-- Start Input data --

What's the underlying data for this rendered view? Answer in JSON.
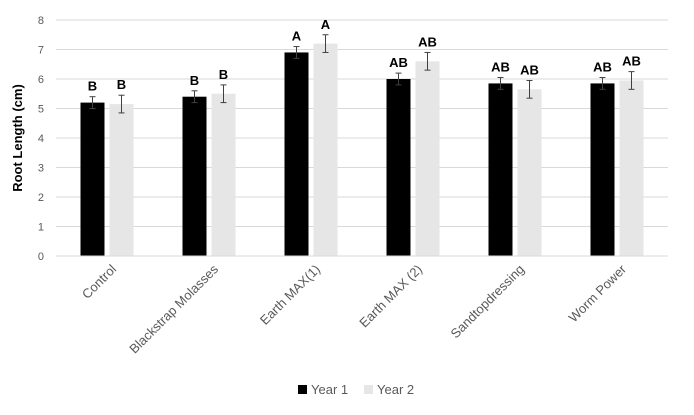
{
  "chart_data": {
    "type": "bar",
    "title": "",
    "xlabel": "",
    "ylabel": "Root Length (cm)",
    "ylim": [
      0,
      8
    ],
    "yticks": [
      0,
      1,
      2,
      3,
      4,
      5,
      6,
      7,
      8
    ],
    "grid": true,
    "legend_position": "bottom",
    "categories": [
      "Control",
      "Blackstrap Molasses",
      "Earth MAX(1)",
      "Earth MAX (2)",
      "Sandtopdressing",
      "Worm Power"
    ],
    "series": [
      {
        "name": "Year 1",
        "color": "#000000",
        "values": [
          5.2,
          5.4,
          6.9,
          6.0,
          5.85,
          5.85
        ],
        "errors": [
          0.2,
          0.2,
          0.2,
          0.2,
          0.2,
          0.2
        ],
        "labels": [
          "B",
          "B",
          "A",
          "AB",
          "AB",
          "AB"
        ]
      },
      {
        "name": "Year 2",
        "color": "#e7e6e6",
        "values": [
          5.15,
          5.5,
          7.2,
          6.6,
          5.65,
          5.95
        ],
        "errors": [
          0.3,
          0.3,
          0.3,
          0.3,
          0.3,
          0.3
        ],
        "labels": [
          "B",
          "B",
          "A",
          "AB",
          "AB",
          "AB"
        ]
      }
    ]
  }
}
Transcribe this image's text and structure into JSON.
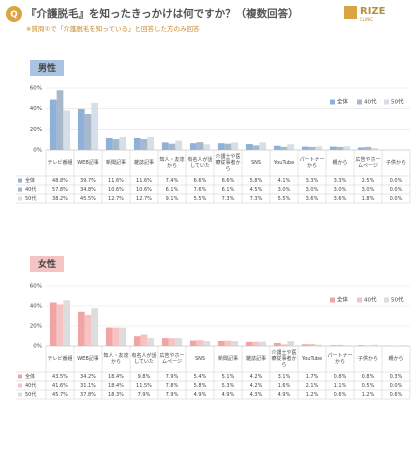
{
  "header": {
    "icon": "Q",
    "title": "『介護脱毛』を知ったきっかけは何ですか？（複数回答）",
    "subtitle": "※質問①で「介護脱毛を知っている」と回答した方のみ回答",
    "logo": "RIZE",
    "logo_sub": "CLINIC"
  },
  "chart_data": [
    {
      "type": "bar",
      "title": "男性",
      "title_color": "#a9c3e0",
      "ylim": [
        0,
        60
      ],
      "yticks": [
        {
          "value": 0,
          "label": "0%"
        },
        {
          "value": 20,
          "label": "20%"
        },
        {
          "value": 40,
          "label": "40%"
        },
        {
          "value": 60,
          "label": "60%"
        }
      ],
      "grid": true,
      "legend": "top-right",
      "categories": [
        "テレビ番組",
        "WEB記事",
        "新聞記事",
        "雑誌記事",
        "知人・友達から",
        "有名人が話していた",
        "介護士や医療従事者から",
        "SNS",
        "YouTube",
        "パートナーから",
        "親から",
        "広告やホームページ",
        "子供から"
      ],
      "series": [
        {
          "name": "全体",
          "color": "#8fb0d8",
          "values": [
            48.8,
            39.7,
            11.6,
            11.6,
            7.4,
            6.6,
            6.6,
            5.8,
            4.1,
            3.3,
            3.3,
            2.5,
            0.0
          ],
          "value_labels": [
            "48.8%",
            "39.7%",
            "11.6%",
            "11.6%",
            "7.4%",
            "6.6%",
            "6.6%",
            "5.8%",
            "4.1%",
            "3.3%",
            "3.3%",
            "2.5%",
            "0.0%"
          ]
        },
        {
          "name": "40代",
          "color": "#a7b8cb",
          "values": [
            57.8,
            34.8,
            10.6,
            10.6,
            6.1,
            7.6,
            6.1,
            4.5,
            3.0,
            3.0,
            3.0,
            3.0,
            0.0
          ],
          "value_labels": [
            "57.8%",
            "34.8%",
            "10.6%",
            "10.6%",
            "6.1%",
            "7.6%",
            "6.1%",
            "4.5%",
            "3.0%",
            "3.0%",
            "3.0%",
            "3.0%",
            "0.0%"
          ]
        },
        {
          "name": "50代",
          "color": "#d6dee8",
          "values": [
            38.2,
            45.5,
            12.7,
            12.7,
            9.1,
            5.5,
            7.3,
            7.3,
            5.5,
            3.6,
            3.6,
            1.8,
            0.0
          ],
          "value_labels": [
            "38.2%",
            "45.5%",
            "12.7%",
            "12.7%",
            "9.1%",
            "5.5%",
            "7.3%",
            "7.3%",
            "5.5%",
            "3.6%",
            "3.6%",
            "1.8%",
            "0.0%"
          ]
        }
      ]
    },
    {
      "type": "bar",
      "title": "女性",
      "title_color": "#f4c4c4",
      "ylim": [
        0,
        60
      ],
      "yticks": [
        {
          "value": 0,
          "label": "0%"
        },
        {
          "value": 20,
          "label": "20%"
        },
        {
          "value": 40,
          "label": "40%"
        },
        {
          "value": 60,
          "label": "60%"
        }
      ],
      "grid": true,
      "legend": "top-right",
      "categories": [
        "テレビ番組",
        "WEB記事",
        "知人・友達から",
        "有名人が話していた",
        "広告やホームページ",
        "SNS",
        "新聞記事",
        "雑誌記事",
        "介護士や医療従事者から",
        "YouTube",
        "パートナーから",
        "子供から",
        "親から"
      ],
      "series": [
        {
          "name": "全体",
          "color": "#f0a4a4",
          "values": [
            43.5,
            34.2,
            18.4,
            9.8,
            7.9,
            5.4,
            5.1,
            4.2,
            3.1,
            1.7,
            0.8,
            0.8,
            0.3
          ],
          "value_labels": [
            "43.5%",
            "34.2%",
            "18.4%",
            "9.8%",
            "7.9%",
            "5.4%",
            "5.1%",
            "4.2%",
            "3.1%",
            "1.7%",
            "0.8%",
            "0.8%",
            "0.3%"
          ]
        },
        {
          "name": "40代",
          "color": "#f6c2c2",
          "values": [
            41.6,
            31.1,
            18.4,
            11.5,
            7.8,
            5.8,
            5.3,
            4.2,
            1.6,
            2.1,
            1.1,
            0.5,
            0.0
          ],
          "value_labels": [
            "41.6%",
            "31.1%",
            "18.4%",
            "11.5%",
            "7.8%",
            "5.8%",
            "5.3%",
            "4.2%",
            "1.6%",
            "2.1%",
            "1.1%",
            "0.5%",
            "0.0%"
          ]
        },
        {
          "name": "50代",
          "color": "#dddddd",
          "values": [
            45.7,
            37.8,
            18.3,
            7.9,
            7.9,
            4.9,
            4.9,
            4.3,
            4.9,
            1.2,
            0.6,
            1.2,
            0.6
          ],
          "value_labels": [
            "45.7%",
            "37.8%",
            "18.3%",
            "7.9%",
            "7.9%",
            "4.9%",
            "4.9%",
            "4.3%",
            "4.9%",
            "1.2%",
            "0.6%",
            "1.2%",
            "0.6%"
          ]
        }
      ]
    }
  ]
}
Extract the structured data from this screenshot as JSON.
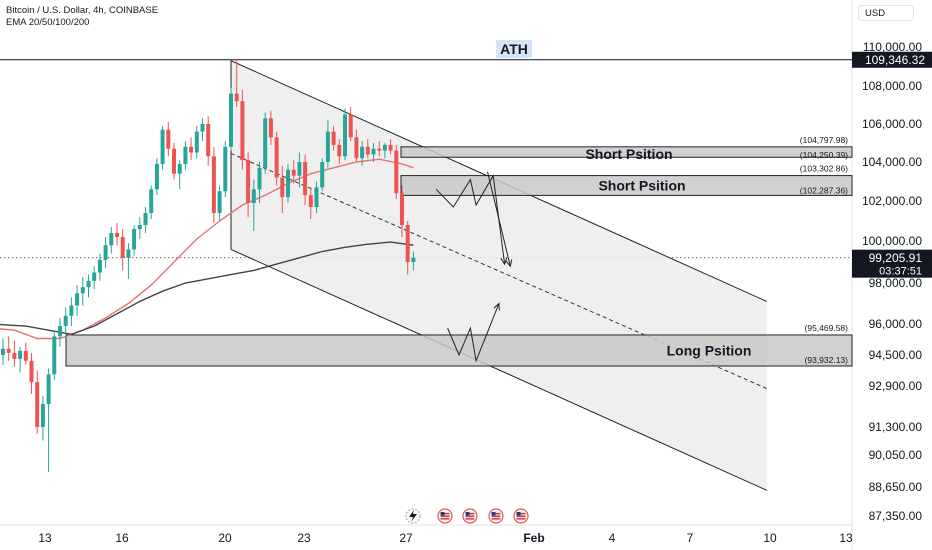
{
  "header": {
    "symbol_line": "Bitcoin / U.S. Dollar, 4h, COINBASE",
    "indicator_line": "EMA 20/50/100/200",
    "currency": "USD"
  },
  "chart_data": {
    "type": "candlestick",
    "symbol": "Bitcoin / U.S. Dollar",
    "interval": "4h",
    "exchange": "COINBASE",
    "indicators": "EMA 20/50/100/200",
    "x_tick_labels": [
      "13",
      "16",
      "20",
      "23",
      "27",
      "Feb",
      "4",
      "7",
      "10",
      "13"
    ],
    "y_tick_labels": [
      "110,000.00",
      "108,000.00",
      "106,000.00",
      "104,000.00",
      "102,000.00",
      "100,000.00",
      "98,000.00",
      "96,000.00",
      "94,500.00",
      "92,900.00",
      "91,300.00",
      "90,050.00",
      "88,650.00",
      "87,350.00"
    ],
    "ylim": [
      87000,
      111000
    ],
    "ath": {
      "label": "ATH",
      "price": 109346.32,
      "price_label": "109,346.32"
    },
    "current_price": {
      "price": 99205.91,
      "price_label": "99,205.91",
      "countdown": "03:37:51"
    },
    "zones": [
      {
        "label": "Short Psition",
        "top": 104797.98,
        "bottom": 104250.39,
        "top_label": "(104,797.98)",
        "bottom_label": "(104,250.39)"
      },
      {
        "label": "Short Psition",
        "top": 103302.86,
        "bottom": 102287.36,
        "top_label": "(103,302.86)",
        "bottom_label": "(102,287.36)"
      },
      {
        "label": "Long Psition",
        "top": 95469.58,
        "bottom": 93932.13,
        "top_label": "(95,469.58)",
        "bottom_label": "(93,932.13)"
      }
    ],
    "series": [
      {
        "style": "ohlc",
        "values": [
          [
            94500,
            95300,
            94000,
            94800
          ],
          [
            94800,
            95400,
            94200,
            94600
          ],
          [
            94600,
            95200,
            93900,
            94300
          ],
          [
            94300,
            94900,
            93600,
            94700
          ],
          [
            94700,
            95100,
            94000,
            94200
          ],
          [
            94200,
            94600,
            92600,
            93100
          ],
          [
            93100,
            93700,
            91000,
            91300
          ],
          [
            91300,
            92500,
            90700,
            92200
          ],
          [
            92200,
            93800,
            89300,
            93500
          ],
          [
            93500,
            95600,
            93200,
            95400
          ],
          [
            95400,
            96300,
            94900,
            95900
          ],
          [
            95900,
            96800,
            95400,
            96400
          ],
          [
            96400,
            97300,
            95900,
            96900
          ],
          [
            96900,
            97900,
            96400,
            97500
          ],
          [
            97500,
            98300,
            96900,
            97800
          ],
          [
            97800,
            98400,
            97300,
            98100
          ],
          [
            98100,
            98800,
            97700,
            98500
          ],
          [
            98500,
            99400,
            98100,
            99100
          ],
          [
            99100,
            100200,
            98700,
            99800
          ],
          [
            99800,
            100700,
            99400,
            100400
          ],
          [
            100400,
            100900,
            99800,
            100200
          ],
          [
            100200,
            100600,
            98600,
            99200
          ],
          [
            99200,
            99900,
            98200,
            99600
          ],
          [
            99600,
            100800,
            99300,
            100600
          ],
          [
            100600,
            101200,
            100100,
            100800
          ],
          [
            100800,
            101700,
            100400,
            101400
          ],
          [
            101400,
            102800,
            101100,
            102600
          ],
          [
            102600,
            104200,
            102300,
            103900
          ],
          [
            103900,
            105900,
            103600,
            105700
          ],
          [
            105700,
            106100,
            104300,
            104700
          ],
          [
            104700,
            105000,
            103100,
            103400
          ],
          [
            103400,
            104100,
            102600,
            103900
          ],
          [
            103900,
            105100,
            103600,
            104800
          ],
          [
            104800,
            105300,
            104100,
            104500
          ],
          [
            104500,
            105900,
            104200,
            105600
          ],
          [
            105600,
            106300,
            105100,
            106000
          ],
          [
            106000,
            106400,
            103800,
            104300
          ],
          [
            104300,
            104800,
            100900,
            101400
          ],
          [
            101400,
            102800,
            101000,
            102500
          ],
          [
            102500,
            105100,
            102200,
            104800
          ],
          [
            104800,
            107900,
            104600,
            107600
          ],
          [
            107600,
            109346,
            106900,
            107200
          ],
          [
            107200,
            107800,
            103600,
            104100
          ],
          [
            104100,
            104500,
            101200,
            101900
          ],
          [
            101900,
            103100,
            100500,
            102600
          ],
          [
            102600,
            104000,
            101900,
            103700
          ],
          [
            103700,
            106600,
            103400,
            106300
          ],
          [
            106300,
            106700,
            104900,
            105300
          ],
          [
            105300,
            105600,
            102800,
            103200
          ],
          [
            103200,
            103800,
            101400,
            102200
          ],
          [
            102200,
            103900,
            101900,
            103600
          ],
          [
            103600,
            104100,
            102900,
            103300
          ],
          [
            103300,
            104500,
            102700,
            104000
          ],
          [
            104000,
            104400,
            101800,
            102300
          ],
          [
            102300,
            102700,
            101100,
            101700
          ],
          [
            101700,
            103000,
            101400,
            102700
          ],
          [
            102700,
            104200,
            102500,
            104000
          ],
          [
            104000,
            106200,
            103700,
            105600
          ],
          [
            105600,
            105900,
            104600,
            104900
          ],
          [
            104900,
            105200,
            103900,
            104300
          ],
          [
            104300,
            106800,
            104100,
            106500
          ],
          [
            106500,
            106900,
            105100,
            105300
          ],
          [
            105300,
            105700,
            104000,
            104200
          ],
          [
            104200,
            105100,
            103800,
            104800
          ],
          [
            104800,
            105200,
            104200,
            104400
          ],
          [
            104400,
            105000,
            104000,
            104700
          ],
          [
            104700,
            105100,
            104300,
            104600
          ],
          [
            104600,
            105000,
            104200,
            104900
          ],
          [
            104900,
            105200,
            104400,
            104600
          ],
          [
            104600,
            104900,
            102100,
            102400
          ],
          [
            102400,
            102800,
            100200,
            100800
          ],
          [
            100800,
            101000,
            98400,
            99000
          ],
          [
            99000,
            99500,
            98600,
            99206
          ]
        ]
      },
      {
        "name": "EMA 50",
        "color": "#e57373",
        "values": [
          [
            -2,
            95800
          ],
          [
            2,
            95700
          ],
          [
            6,
            95300
          ],
          [
            10,
            95300
          ],
          [
            14,
            95700
          ],
          [
            18,
            96300
          ],
          [
            22,
            97000
          ],
          [
            26,
            97900
          ],
          [
            30,
            99000
          ],
          [
            34,
            100100
          ],
          [
            38,
            101000
          ],
          [
            42,
            101800
          ],
          [
            46,
            102300
          ],
          [
            50,
            102900
          ],
          [
            54,
            103400
          ],
          [
            58,
            103700
          ],
          [
            62,
            104000
          ],
          [
            66,
            104150
          ],
          [
            70,
            103900
          ],
          [
            72,
            103700
          ]
        ]
      },
      {
        "name": "EMA 200",
        "color": "#444444",
        "values": [
          [
            -2,
            96000
          ],
          [
            4,
            95900
          ],
          [
            8,
            95700
          ],
          [
            12,
            95500
          ],
          [
            16,
            95900
          ],
          [
            20,
            96500
          ],
          [
            24,
            97100
          ],
          [
            28,
            97600
          ],
          [
            32,
            98000
          ],
          [
            36,
            98200
          ],
          [
            40,
            98400
          ],
          [
            44,
            98600
          ],
          [
            48,
            98900
          ],
          [
            52,
            99200
          ],
          [
            56,
            99500
          ],
          [
            60,
            99700
          ],
          [
            64,
            99850
          ],
          [
            68,
            99950
          ],
          [
            72,
            99800
          ]
        ]
      }
    ],
    "channel": {
      "upper": [
        [
          40,
          109300
        ],
        [
          134,
          97100
        ]
      ],
      "lower": [
        [
          40,
          99600
        ],
        [
          134,
          88500
        ]
      ],
      "mid": [
        [
          40,
          104450
        ],
        [
          134,
          92800
        ]
      ]
    },
    "projections": [
      {
        "style": "arrow",
        "values": [
          [
            76,
            102600
          ],
          [
            79,
            101700
          ],
          [
            82,
            103100
          ],
          [
            83,
            101800
          ],
          [
            86,
            103300
          ],
          [
            88,
            98900
          ]
        ]
      },
      {
        "style": "arrow",
        "values": [
          [
            85,
            103500
          ],
          [
            89,
            98800
          ]
        ]
      },
      {
        "style": "arrow",
        "values": [
          [
            78,
            95800
          ],
          [
            80,
            94500
          ],
          [
            82,
            95800
          ],
          [
            83,
            94200
          ],
          [
            85,
            95600
          ],
          [
            87,
            97000
          ]
        ]
      }
    ],
    "event_icons": [
      "flash-icon",
      "us-flag-icon",
      "us-flag-icon",
      "us-flag-icon",
      "us-flag-icon",
      "us-flag-icon"
    ],
    "event_bars": [
      73,
      78,
      83,
      88,
      93,
      97
    ]
  }
}
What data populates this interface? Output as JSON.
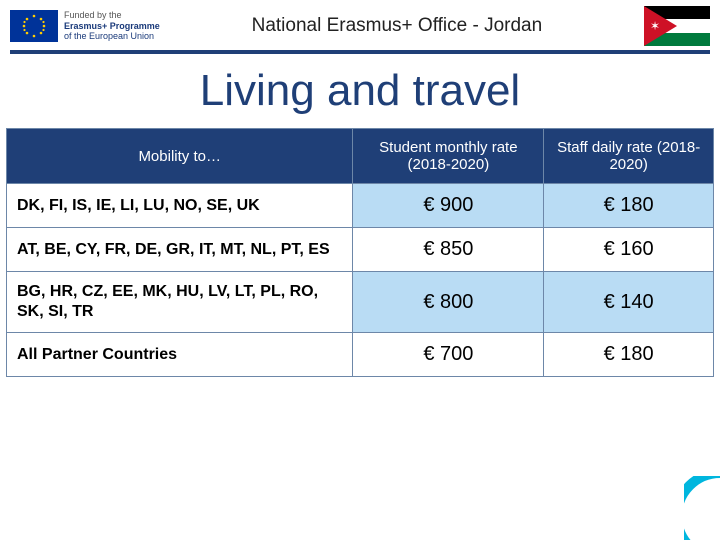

-- End Input data --

Set exercise
Scan the lines above for "What", then copy every one that has it.

Exercise output
What's the underlying data for this rendered view? Answer in JSON.
What data populates this interface? Output as JSON.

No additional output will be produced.